>> START
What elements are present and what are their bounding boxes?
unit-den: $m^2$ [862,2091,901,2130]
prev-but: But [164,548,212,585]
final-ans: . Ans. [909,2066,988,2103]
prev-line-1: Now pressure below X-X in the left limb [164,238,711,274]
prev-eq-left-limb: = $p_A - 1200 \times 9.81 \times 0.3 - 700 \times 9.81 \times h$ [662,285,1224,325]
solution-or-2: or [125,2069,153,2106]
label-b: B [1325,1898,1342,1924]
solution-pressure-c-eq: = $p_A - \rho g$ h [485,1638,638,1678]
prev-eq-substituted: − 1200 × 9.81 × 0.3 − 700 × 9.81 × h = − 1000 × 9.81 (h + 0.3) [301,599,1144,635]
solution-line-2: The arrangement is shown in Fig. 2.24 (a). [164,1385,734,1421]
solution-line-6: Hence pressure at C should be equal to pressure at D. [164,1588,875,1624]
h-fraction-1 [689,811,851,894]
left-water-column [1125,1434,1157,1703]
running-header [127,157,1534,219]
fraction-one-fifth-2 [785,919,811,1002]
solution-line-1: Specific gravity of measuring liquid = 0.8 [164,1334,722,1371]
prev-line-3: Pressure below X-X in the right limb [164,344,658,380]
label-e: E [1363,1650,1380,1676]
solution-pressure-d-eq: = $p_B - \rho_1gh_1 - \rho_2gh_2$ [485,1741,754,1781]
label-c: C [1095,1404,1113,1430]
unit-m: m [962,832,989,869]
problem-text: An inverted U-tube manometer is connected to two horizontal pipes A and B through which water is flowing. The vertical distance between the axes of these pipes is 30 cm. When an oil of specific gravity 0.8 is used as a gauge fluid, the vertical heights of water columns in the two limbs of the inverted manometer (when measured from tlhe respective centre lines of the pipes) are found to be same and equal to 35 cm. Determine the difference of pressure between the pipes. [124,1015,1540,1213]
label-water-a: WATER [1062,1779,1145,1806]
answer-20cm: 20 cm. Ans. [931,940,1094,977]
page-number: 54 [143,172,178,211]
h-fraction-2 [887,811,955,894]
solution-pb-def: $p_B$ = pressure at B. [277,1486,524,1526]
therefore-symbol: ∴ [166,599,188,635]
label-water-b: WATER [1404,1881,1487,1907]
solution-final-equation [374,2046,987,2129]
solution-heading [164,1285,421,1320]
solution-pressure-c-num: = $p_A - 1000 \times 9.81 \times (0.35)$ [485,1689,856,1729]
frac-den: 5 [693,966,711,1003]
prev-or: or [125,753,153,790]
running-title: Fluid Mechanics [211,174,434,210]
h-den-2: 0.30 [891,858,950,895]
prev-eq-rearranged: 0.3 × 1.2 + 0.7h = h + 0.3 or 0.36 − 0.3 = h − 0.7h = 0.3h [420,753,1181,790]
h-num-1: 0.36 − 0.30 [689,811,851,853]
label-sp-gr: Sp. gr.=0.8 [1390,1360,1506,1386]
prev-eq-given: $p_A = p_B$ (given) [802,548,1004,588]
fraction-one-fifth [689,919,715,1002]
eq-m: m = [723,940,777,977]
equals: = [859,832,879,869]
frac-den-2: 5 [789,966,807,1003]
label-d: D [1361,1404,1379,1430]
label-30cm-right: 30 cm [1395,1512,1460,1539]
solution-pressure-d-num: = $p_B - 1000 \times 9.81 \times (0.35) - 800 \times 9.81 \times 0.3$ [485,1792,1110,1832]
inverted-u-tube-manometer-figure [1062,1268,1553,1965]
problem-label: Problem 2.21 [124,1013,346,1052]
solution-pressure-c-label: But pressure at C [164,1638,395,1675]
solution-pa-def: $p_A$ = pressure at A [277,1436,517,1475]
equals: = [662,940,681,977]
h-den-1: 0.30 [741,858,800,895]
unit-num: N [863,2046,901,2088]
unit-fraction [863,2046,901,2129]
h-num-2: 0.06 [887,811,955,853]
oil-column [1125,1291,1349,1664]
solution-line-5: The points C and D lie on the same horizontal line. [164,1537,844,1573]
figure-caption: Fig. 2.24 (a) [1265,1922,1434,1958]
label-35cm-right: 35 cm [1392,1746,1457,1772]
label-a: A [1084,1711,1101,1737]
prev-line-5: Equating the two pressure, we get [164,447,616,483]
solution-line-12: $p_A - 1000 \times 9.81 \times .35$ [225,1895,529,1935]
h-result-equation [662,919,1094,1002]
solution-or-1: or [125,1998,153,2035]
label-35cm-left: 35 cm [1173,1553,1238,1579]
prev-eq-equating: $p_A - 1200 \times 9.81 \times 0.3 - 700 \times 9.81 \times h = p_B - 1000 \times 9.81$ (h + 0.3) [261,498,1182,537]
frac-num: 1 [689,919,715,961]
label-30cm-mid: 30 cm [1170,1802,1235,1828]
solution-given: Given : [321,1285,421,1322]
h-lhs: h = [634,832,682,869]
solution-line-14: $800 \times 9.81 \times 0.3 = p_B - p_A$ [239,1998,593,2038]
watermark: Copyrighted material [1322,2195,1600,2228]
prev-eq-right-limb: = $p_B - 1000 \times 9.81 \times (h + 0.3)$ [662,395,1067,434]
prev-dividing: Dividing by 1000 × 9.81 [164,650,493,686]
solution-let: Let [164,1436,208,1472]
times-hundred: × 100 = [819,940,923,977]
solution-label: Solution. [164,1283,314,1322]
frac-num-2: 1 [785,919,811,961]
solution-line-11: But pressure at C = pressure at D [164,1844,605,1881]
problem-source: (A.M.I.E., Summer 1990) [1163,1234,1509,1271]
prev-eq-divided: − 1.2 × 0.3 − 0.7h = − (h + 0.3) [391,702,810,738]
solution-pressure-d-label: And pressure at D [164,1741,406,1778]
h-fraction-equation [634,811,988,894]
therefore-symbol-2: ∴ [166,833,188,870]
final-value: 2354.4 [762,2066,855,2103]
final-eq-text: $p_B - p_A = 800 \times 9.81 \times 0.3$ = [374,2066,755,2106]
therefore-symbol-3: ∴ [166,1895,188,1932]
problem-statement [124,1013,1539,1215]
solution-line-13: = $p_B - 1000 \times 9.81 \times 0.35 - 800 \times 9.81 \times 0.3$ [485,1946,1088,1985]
>> END
Copy all of the data above verbatim, keeping every line in its original order.

What elements are present and what are their bounding boxes?
unit-den: $m^2$ [862,2091,901,2130]
prev-but: But [164,548,212,585]
final-ans: . Ans. [909,2066,988,2103]
prev-line-1: Now pressure below X-X in the left limb [164,238,711,274]
prev-eq-left-limb: = $p_A - 1200 \times 9.81 \times 0.3 - 700 \times 9.81 \times h$ [662,285,1224,325]
solution-or-2: or [125,2069,153,2106]
label-b: B [1325,1898,1342,1924]
solution-pressure-c-eq: = $p_A - \rho g$ h [485,1638,638,1678]
prev-eq-substituted: − 1200 × 9.81 × 0.3 − 700 × 9.81 × h = − 1000 × 9.81 (h + 0.3) [301,599,1144,635]
solution-line-2: The arrangement is shown in Fig. 2.24 (a). [164,1385,734,1421]
solution-line-6: Hence pressure at C should be equal to pressure at D. [164,1588,875,1624]
h-fraction-1 [689,811,851,894]
left-water-column [1125,1434,1157,1703]
running-header [127,157,1534,219]
fraction-one-fifth-2 [785,919,811,1002]
solution-line-1: Specific gravity of measuring liquid = 0.8 [164,1334,722,1371]
prev-line-3: Pressure below X-X in the right limb [164,344,658,380]
label-e: E [1363,1650,1380,1676]
solution-pressure-d-eq: = $p_B - \rho_1gh_1 - \rho_2gh_2$ [485,1741,754,1781]
label-c: C [1095,1404,1113,1430]
unit-m: m [962,832,989,869]
problem-text: An inverted U-tube manometer is connected to two horizontal pipes A and B through which water is flowing. The vertical distance between the axes of these pipes is 30 cm. When an oil of specific gravity 0.8 is used as a gauge fluid, the vertical heights of water columns in the two limbs of the inverted manometer (when measured from tlhe respective centre lines of the pipes) are found to be same and equal to 35 cm. Determine the difference of pressure between the pipes. [124,1015,1540,1213]
label-water-a: WATER [1062,1779,1145,1806]
answer-20cm: 20 cm. Ans. [931,940,1094,977]
page-number: 54 [143,172,178,211]
h-fraction-2 [887,811,955,894]
solution-pb-def: $p_B$ = pressure at B. [277,1486,524,1526]
therefore-symbol: ∴ [166,599,188,635]
label-water-b: WATER [1404,1881,1487,1907]
solution-final-equation [374,2046,987,2129]
solution-heading [164,1285,421,1320]
solution-pressure-c-num: = $p_A - 1000 \times 9.81 \times (0.35)$ [485,1689,856,1729]
frac-den: 5 [693,966,711,1003]
prev-or: or [125,753,153,790]
running-title: Fluid Mechanics [211,174,434,210]
h-den-2: 0.30 [891,858,950,895]
prev-eq-rearranged: 0.3 × 1.2 + 0.7h = h + 0.3 or 0.36 − 0.3 = h − 0.7h = 0.3h [420,753,1181,790]
h-num-1: 0.36 − 0.30 [689,811,851,853]
label-sp-gr: Sp. gr.=0.8 [1390,1360,1506,1386]
prev-eq-given: $p_A = p_B$ (given) [802,548,1004,588]
fraction-one-fifth [689,919,715,1002]
eq-m: m = [723,940,777,977]
equals: = [859,832,879,869]
frac-den-2: 5 [789,966,807,1003]
label-d: D [1361,1404,1379,1430]
label-30cm-right: 30 cm [1395,1512,1460,1539]
solution-pressure-d-num: = $p_B - 1000 \times 9.81 \times (0.35) - 800 \times 9.81 \times 0.3$ [485,1792,1110,1832]
inverted-u-tube-manometer-figure [1062,1268,1553,1965]
problem-label: Problem 2.21 [124,1013,346,1052]
solution-pressure-c-label: But pressure at C [164,1638,395,1675]
solution-pa-def: $p_A$ = pressure at A [277,1436,517,1475]
equals: = [662,940,681,977]
h-den-1: 0.30 [741,858,800,895]
unit-num: N [863,2046,901,2088]
unit-fraction [863,2046,901,2129]
h-num-2: 0.06 [887,811,955,853]
oil-column [1125,1291,1349,1664]
solution-line-5: The points C and D lie on the same horizontal line. [164,1537,844,1573]
figure-caption: Fig. 2.24 (a) [1265,1922,1434,1958]
label-35cm-right: 35 cm [1392,1746,1457,1772]
label-a: A [1084,1711,1101,1737]
prev-line-5: Equating the two pressure, we get [164,447,616,483]
solution-line-12: $p_A - 1000 \times 9.81 \times .35$ [225,1895,529,1935]
h-result-equation [662,919,1094,1002]
solution-or-1: or [125,1998,153,2035]
label-35cm-left: 35 cm [1173,1553,1238,1579]
prev-eq-equating: $p_A - 1200 \times 9.81 \times 0.3 - 700 \times 9.81 \times h = p_B - 1000 \times 9.81$ (h + 0.3) [261,498,1182,537]
frac-num: 1 [689,919,715,961]
label-30cm-mid: 30 cm [1170,1802,1235,1828]
solution-given: Given : [321,1285,421,1322]
h-lhs: h = [634,832,682,869]
solution-line-14: $800 \times 9.81 \times 0.3 = p_B - p_A$ [239,1998,593,2038]
watermark: Copyrighted material [1322,2195,1600,2228]
prev-eq-right-limb: = $p_B - 1000 \times 9.81 \times (h + 0.3)$ [662,395,1067,434]
prev-dividing: Dividing by 1000 × 9.81 [164,650,493,686]
solution-let: Let [164,1436,208,1472]
times-hundred: × 100 = [819,940,923,977]
solution-label: Solution. [164,1283,314,1322]
frac-num-2: 1 [785,919,811,961]
solution-line-11: But pressure at C = pressure at D [164,1844,605,1881]
problem-source: (A.M.I.E., Summer 1990) [1163,1234,1509,1271]
prev-eq-divided: − 1.2 × 0.3 − 0.7h = − (h + 0.3) [391,702,810,738]
solution-pressure-d-label: And pressure at D [164,1741,406,1778]
h-fraction-equation [634,811,988,894]
therefore-symbol-2: ∴ [166,833,188,870]
final-value: 2354.4 [762,2066,855,2103]
final-eq-text: $p_B - p_A = 800 \times 9.81 \times 0.3$ = [374,2066,755,2106]
therefore-symbol-3: ∴ [166,1895,188,1932]
problem-statement [124,1013,1539,1215]
solution-line-13: = $p_B - 1000 \times 9.81 \times 0.35 - 800 \times 9.81 \times 0.3$ [485,1946,1088,1985]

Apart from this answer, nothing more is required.